## Start Available data
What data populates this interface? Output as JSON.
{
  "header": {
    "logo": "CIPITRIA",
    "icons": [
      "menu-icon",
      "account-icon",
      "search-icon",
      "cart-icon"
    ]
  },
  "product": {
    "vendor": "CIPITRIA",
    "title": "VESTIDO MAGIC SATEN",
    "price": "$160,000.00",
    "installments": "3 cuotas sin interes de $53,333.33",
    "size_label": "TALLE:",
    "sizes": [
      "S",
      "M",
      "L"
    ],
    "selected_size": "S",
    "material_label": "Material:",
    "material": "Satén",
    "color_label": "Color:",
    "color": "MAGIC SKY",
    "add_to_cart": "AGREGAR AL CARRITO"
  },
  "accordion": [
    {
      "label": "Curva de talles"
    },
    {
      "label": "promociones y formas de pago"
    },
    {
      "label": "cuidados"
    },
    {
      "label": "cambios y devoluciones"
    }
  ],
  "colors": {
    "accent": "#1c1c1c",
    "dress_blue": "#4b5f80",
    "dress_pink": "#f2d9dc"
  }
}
## End Available data
> **Objective**: Each record above should be restated word for word.

> **Exercise answer**:
What data populates this interface? Output as JSON.
{
  "header": {
    "logo": "CIPITRIA",
    "icons": [
      "menu-icon",
      "account-icon",
      "search-icon",
      "cart-icon"
    ]
  },
  "product": {
    "vendor": "CIPITRIA",
    "title": "VESTIDO MAGIC SATEN",
    "price": "$160,000.00",
    "installments": "3 cuotas sin interes de $53,333.33",
    "size_label": "TALLE:",
    "sizes": [
      "S",
      "M",
      "L"
    ],
    "selected_size": "S",
    "material_label": "Material:",
    "material": "Satén",
    "color_label": "Color:",
    "color": "MAGIC SKY",
    "add_to_cart": "AGREGAR AL CARRITO"
  },
  "accordion": [
    {
      "label": "Curva de talles"
    },
    {
      "label": "promociones y formas de pago"
    },
    {
      "label": "cuidados"
    },
    {
      "label": "cambios y devoluciones"
    }
  ],
  "colors": {
    "accent": "#1c1c1c",
    "dress_blue": "#4b5f80",
    "dress_pink": "#f2d9dc"
  }
}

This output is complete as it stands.